EXCERPT ::
..............................

# How To Tell If A Blue Diamond Is "true" At 4-5 Inches (or Youn



## DUMP TRUCK (Sep 8, 2010)

i have a young blue diamond and peru rhom... both around 5in...... they look very similar at that size... I was just wondering if any of you members know how sellers label a blue diamond at this size..... besides saying if you can see blue glare at certain angles and nice diamond shape.. what else is there to look for?............... in the pic below is my blue diamond on the left and black peru on the right...... the "black peru" is for sale and I think it could be a diamond?


----------



## DUMP TRUCK (Sep 8, 2010)

this is the "blue diamond" what do you guys think..... do you think it will grow out to be a true blue?


----------



## Johnny_Zanni (Nov 8, 2009)

They guess.


----------



## Guest (Apr 22, 2011)

It's collection point.


----------



## Uncle Jesse (Feb 18, 2007)

I think the one one the right it a Black Onyx or a Chocolate Charcoal Diamond. But you will need to let him put some size on before we can get a positive I.D.

The one on the left is most likely a Royal Aquamarine Diamond. Yeah, I'm about 90% sure it is.


----------



## Smoke (Sep 8, 2010)

Good questions... I'd be curious to know as well. My 2 Xingus are getting a diamond shape, and one has nice purple/blue glitter on him, and even looks marble at certain angles & lighting.


----------



## Johnny_Zanni (Nov 8, 2009)

Traveller said:


> It's collection point.


Based on what?


----------



## Guest (Apr 22, 2011)

Based on what? 
It's collection point.
This


----------



## Johnny_Zanni (Nov 8, 2009)

Traveller said:


> Based on what?
> It's collection point.
> This


Your wrong. But humor me please... Where do you think Diamond rhoms come from?


----------



## Guest (Apr 23, 2011)

A rhom is a rhom, the term "diamond" is something made up simply to describe a fish that shows an unusually pointed tail fin or glittery scales. Now however it's used for anything that shows a particular colour under certain light and angles. Non of it is scientific, except for the collection point, and until rhoms are divided into different species then these common names are worthless and meaningless.


----------



## Johnny_Zanni (Nov 8, 2009)

"True Diamonds" come from peru... But most of what I see sold as diamonds I wouldn't call a diamond as it looks like a normal 4-5" rhom..

this is a True Diamond rhom...


----------



## Guest (Apr 23, 2011)

^ Collection point


----------



## Johnny_Zanni (Nov 8, 2009)

Traveller said:


> ^ Collection point


Looks when adult....

Most vendors call any rhom with a blue hue, a couple sparkles or a yellow gillplate a diamond.

And its not collection point because not all rhoms that come out of peru are Diamonds.

I know myself will never pay 120+shipping for a 4-5" fish that could just turn out to be a normal rhom.

Diamonds IMHO won't be diamonds untill around 7-8" in length... So really you can't tell when they are small.


----------



## CLUSTER ONE (Aug 2, 2006)

-Just adding this in based on JZ's last post that was made as i was typing. My collection point for "diamonds" i am refering to specific rivers not just a country. A river or even better a pin point location is alot more accurate in comparing juvies to adults then it is for an entire country. Rhoms from peru do not all look the same but rhoms from certain rivers or river sytems will often share some charachteristics so a collectionpoint as a country is not very valid unless you know mroe information that can say the fish is from a certain part of the country where "diamonds" are commonly found.

..............................

STATED PROBLEM :: Revise the part of the forum thread that opens with the words "i have a young" and closes with "be a diamond?", putting "photo" wherever "pic" stands.

..............................

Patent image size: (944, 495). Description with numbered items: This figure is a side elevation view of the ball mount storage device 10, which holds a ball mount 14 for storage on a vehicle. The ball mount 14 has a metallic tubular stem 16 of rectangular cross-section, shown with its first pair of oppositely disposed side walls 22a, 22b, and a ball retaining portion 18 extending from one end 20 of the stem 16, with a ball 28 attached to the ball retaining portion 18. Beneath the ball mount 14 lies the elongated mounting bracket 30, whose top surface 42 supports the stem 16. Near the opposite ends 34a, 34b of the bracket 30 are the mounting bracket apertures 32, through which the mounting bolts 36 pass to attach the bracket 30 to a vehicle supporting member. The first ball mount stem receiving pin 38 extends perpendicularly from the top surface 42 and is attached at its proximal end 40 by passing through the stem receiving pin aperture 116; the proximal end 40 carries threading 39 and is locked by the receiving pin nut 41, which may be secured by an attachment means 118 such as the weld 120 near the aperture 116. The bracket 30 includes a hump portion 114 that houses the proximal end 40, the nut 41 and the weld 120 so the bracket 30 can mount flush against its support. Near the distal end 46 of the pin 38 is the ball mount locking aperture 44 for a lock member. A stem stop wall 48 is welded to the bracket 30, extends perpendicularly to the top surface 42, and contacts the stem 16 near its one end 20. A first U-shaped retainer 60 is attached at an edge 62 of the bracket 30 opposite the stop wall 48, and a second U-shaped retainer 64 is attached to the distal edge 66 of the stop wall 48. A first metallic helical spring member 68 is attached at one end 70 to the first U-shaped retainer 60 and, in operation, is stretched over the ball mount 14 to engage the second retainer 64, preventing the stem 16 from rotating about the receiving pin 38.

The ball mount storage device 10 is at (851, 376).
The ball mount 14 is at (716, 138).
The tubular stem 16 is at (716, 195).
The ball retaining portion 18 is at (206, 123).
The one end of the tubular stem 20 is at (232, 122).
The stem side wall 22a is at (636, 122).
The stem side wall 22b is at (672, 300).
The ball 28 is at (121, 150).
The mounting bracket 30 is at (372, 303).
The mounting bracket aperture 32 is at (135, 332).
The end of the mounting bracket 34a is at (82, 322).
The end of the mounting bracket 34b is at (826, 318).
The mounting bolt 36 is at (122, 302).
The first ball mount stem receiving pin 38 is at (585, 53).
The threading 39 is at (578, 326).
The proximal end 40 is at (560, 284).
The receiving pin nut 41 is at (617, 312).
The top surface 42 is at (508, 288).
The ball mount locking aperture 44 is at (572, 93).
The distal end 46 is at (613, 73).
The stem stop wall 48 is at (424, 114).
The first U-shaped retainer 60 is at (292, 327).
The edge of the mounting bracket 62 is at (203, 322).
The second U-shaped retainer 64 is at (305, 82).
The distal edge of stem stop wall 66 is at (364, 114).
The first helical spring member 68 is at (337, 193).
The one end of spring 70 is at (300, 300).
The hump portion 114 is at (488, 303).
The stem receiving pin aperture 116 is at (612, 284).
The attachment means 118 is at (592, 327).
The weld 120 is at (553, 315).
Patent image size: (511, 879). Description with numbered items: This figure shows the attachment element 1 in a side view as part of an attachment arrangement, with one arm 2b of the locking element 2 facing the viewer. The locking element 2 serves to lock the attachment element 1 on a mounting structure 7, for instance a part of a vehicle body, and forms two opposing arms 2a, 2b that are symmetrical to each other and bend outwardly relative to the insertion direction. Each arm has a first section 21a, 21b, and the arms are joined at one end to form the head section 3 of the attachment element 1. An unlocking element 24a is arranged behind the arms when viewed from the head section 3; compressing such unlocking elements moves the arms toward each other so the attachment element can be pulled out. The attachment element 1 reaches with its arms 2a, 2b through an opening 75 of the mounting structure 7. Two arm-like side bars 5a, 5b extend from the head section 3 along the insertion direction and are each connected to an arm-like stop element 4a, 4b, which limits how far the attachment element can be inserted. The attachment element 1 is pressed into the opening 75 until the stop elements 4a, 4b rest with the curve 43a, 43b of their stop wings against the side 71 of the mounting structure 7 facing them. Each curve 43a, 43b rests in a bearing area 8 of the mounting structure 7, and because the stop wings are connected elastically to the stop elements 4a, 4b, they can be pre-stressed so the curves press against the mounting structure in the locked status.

..............................

CORRECT RESULT ::
i have a young blue diamond and peru rhom... both around 5in...... they look very similar at that size... I was just wondering if any of you members know how sellers label a blue diamond at this size..... besides saying if you can see blue glare at certain angles and nice diamond shape.. what else is there to look for?............... in the photo below is my blue diamond on the left and black peru on the right...... the "black peru" is for sale and I think it could be a diamond?